Exercise task: Copy out the entries in full and with complete accuracy; pictures are excluded.

[Dataset entries]
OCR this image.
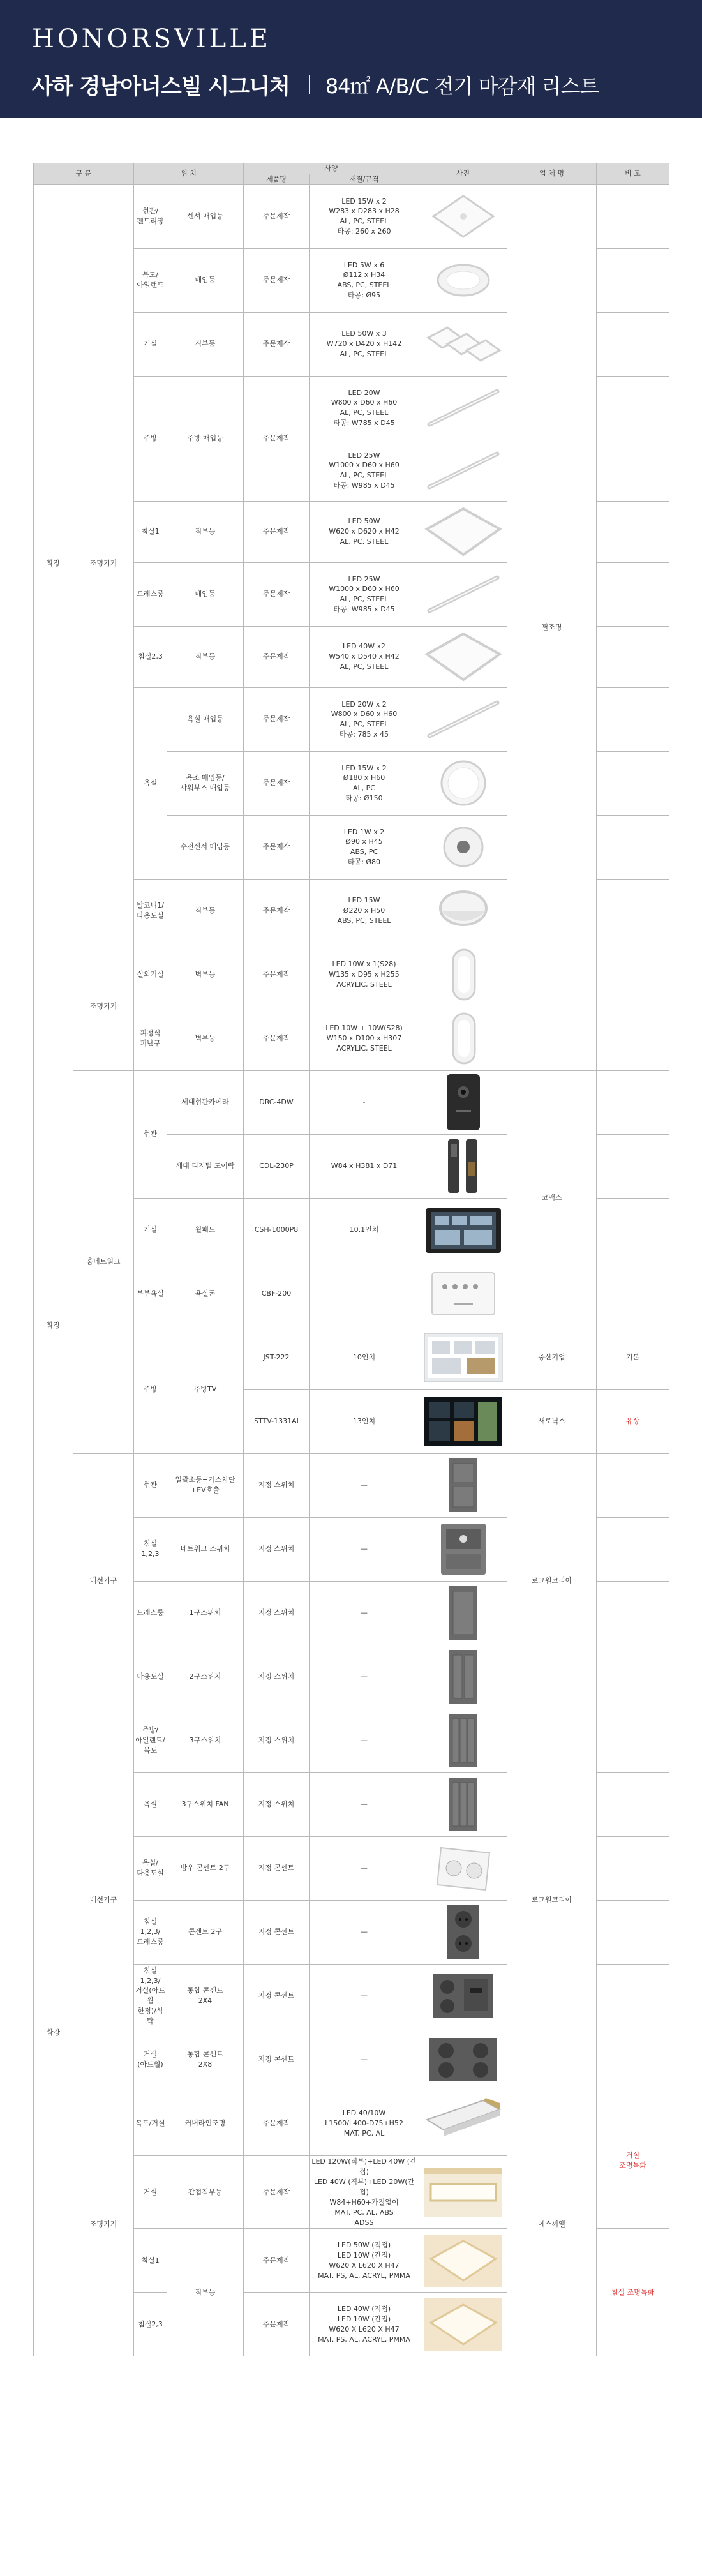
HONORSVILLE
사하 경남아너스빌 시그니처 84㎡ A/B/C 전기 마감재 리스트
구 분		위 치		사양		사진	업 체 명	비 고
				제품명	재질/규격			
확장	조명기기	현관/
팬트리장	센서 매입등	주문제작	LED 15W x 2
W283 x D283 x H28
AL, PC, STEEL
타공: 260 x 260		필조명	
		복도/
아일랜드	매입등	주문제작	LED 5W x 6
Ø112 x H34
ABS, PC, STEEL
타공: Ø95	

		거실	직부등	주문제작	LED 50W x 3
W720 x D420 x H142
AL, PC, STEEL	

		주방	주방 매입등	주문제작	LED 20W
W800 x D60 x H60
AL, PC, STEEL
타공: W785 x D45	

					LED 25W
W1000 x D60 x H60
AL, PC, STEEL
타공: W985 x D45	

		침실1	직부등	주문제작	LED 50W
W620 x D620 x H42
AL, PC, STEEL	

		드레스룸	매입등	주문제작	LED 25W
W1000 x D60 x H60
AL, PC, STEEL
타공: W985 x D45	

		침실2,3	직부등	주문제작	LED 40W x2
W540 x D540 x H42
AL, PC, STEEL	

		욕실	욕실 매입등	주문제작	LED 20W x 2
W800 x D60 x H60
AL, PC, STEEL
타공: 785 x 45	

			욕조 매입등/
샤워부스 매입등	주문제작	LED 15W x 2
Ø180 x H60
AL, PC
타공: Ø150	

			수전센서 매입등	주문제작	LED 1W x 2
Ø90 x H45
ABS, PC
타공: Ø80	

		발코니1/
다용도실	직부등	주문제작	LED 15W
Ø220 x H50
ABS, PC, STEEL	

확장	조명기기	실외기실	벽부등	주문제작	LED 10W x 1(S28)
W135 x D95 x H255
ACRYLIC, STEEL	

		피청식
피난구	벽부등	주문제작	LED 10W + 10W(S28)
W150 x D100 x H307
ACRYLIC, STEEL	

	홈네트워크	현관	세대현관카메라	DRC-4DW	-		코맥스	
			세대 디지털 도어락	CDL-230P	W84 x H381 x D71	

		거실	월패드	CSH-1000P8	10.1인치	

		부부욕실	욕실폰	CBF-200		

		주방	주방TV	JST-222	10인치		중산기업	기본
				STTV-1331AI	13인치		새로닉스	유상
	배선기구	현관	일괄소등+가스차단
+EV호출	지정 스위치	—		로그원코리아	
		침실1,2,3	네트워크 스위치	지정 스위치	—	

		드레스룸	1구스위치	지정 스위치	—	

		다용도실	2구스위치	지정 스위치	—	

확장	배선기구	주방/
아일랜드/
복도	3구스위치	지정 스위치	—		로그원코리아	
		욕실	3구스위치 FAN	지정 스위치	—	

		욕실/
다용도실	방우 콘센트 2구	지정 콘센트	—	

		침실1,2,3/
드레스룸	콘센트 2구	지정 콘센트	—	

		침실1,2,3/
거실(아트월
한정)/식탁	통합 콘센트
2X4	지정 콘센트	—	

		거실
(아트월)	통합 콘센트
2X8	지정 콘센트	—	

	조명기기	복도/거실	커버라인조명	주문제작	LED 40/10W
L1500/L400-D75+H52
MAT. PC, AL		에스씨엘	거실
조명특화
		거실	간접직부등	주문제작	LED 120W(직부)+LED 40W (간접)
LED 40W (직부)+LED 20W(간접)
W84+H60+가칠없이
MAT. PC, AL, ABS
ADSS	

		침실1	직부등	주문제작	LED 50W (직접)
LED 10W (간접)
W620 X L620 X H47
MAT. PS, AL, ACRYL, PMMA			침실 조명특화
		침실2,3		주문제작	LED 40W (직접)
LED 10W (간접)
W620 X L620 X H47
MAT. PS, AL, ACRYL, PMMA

Final result:
OCR this image.
HONORSVILLE
사하 경남아너스빌 시그니처 84㎡ A/B/C 전기 마감재 리스트
구 분		위 치		사양		사진	업 체 명	비 고
				제품명	재질/규격			
확장	조명기기	현관/
팬트리장	센서 매입등	주문제작	LED 15W x 2
W283 x D283 x H28
AL, PC, STEEL
타공: 260 x 260		필조명	
		복도/
아일랜드	매입등	주문제작	LED 5W x 6
Ø112 x H34
ABS, PC, STEEL
타공: Ø95	

		거실	직부등	주문제작	LED 50W x 3
W720 x D420 x H142
AL, PC, STEEL	

		주방	주방 매입등	주문제작	LED 20W
W800 x D60 x H60
AL, PC, STEEL
타공: W785 x D45	

					LED 25W
W1000 x D60 x H60
AL, PC, STEEL
타공: W985 x D45	

		침실1	직부등	주문제작	LED 50W
W620 x D620 x H42
AL, PC, STEEL	

		드레스룸	매입등	주문제작	LED 25W
W1000 x D60 x H60
AL, PC, STEEL
타공: W985 x D45	

		침실2,3	직부등	주문제작	LED 40W x2
W540 x D540 x H42
AL, PC, STEEL	

		욕실	욕실 매입등	주문제작	LED 20W x 2
W800 x D60 x H60
AL, PC, STEEL
타공: 785 x 45	

			욕조 매입등/
샤워부스 매입등	주문제작	LED 15W x 2
Ø180 x H60
AL, PC
타공: Ø150	

			수전센서 매입등	주문제작	LED 1W x 2
Ø90 x H45
ABS, PC
타공: Ø80	

		발코니1/
다용도실	직부등	주문제작	LED 15W
Ø220 x H50
ABS, PC, STEEL	

확장	조명기기	실외기실	벽부등	주문제작	LED 10W x 1(S28)
W135 x D95 x H255
ACRYLIC, STEEL	

		피청식
피난구	벽부등	주문제작	LED 10W + 10W(S28)
W150 x D100 x H307
ACRYLIC, STEEL	

	홈네트워크	현관	세대현관카메라	DRC-4DW	-		코맥스	
			세대 디지털 도어락	CDL-230P	W84 x H381 x D71	

		거실	월패드	CSH-1000P8	10.1인치	

		부부욕실	욕실폰	CBF-200		

		주방	주방TV	JST-222	10인치		중산기업	기본
				STTV-1331AI	13인치		새로닉스	유상
	배선기구	현관	일괄소등+가스차단
+EV호출	지정 스위치	—		로그원코리아	
		침실1,2,3	네트워크 스위치	지정 스위치	—	

		드레스룸	1구스위치	지정 스위치	—	

		다용도실	2구스위치	지정 스위치	—	

확장	배선기구	주방/
아일랜드/
복도	3구스위치	지정 스위치	—		로그원코리아	
		욕실	3구스위치 FAN	지정 스위치	—	

		욕실/
다용도실	방우 콘센트 2구	지정 콘센트	—	

		침실1,2,3/
드레스룸	콘센트 2구	지정 콘센트	—	

		침실1,2,3/
거실(아트월
한정)/식탁	통합 콘센트
2X4	지정 콘센트	—	

		거실
(아트월)	통합 콘센트
2X8	지정 콘센트	—	

	조명기기	복도/거실	커버라인조명	주문제작	LED 40/10W
L1500/L400-D75+H52
MAT. PC, AL		에스씨엘	거실
조명특화
		거실	간접직부등	주문제작	LED 120W(직부)+LED 40W (간접)
LED 40W (직부)+LED 20W(간접)
W84+H60+가칠없이
MAT. PC, AL, ABS
ADSS	

		침실1	직부등	주문제작	LED 50W (직접)
LED 10W (간접)
W620 X L620 X H47
MAT. PS, AL, ACRYL, PMMA			침실 조명특화
		침실2,3		주문제작	LED 40W (직접)
LED 10W (간접)
W620 X L620 X H47
MAT. PS, AL, ACRYL, PMMA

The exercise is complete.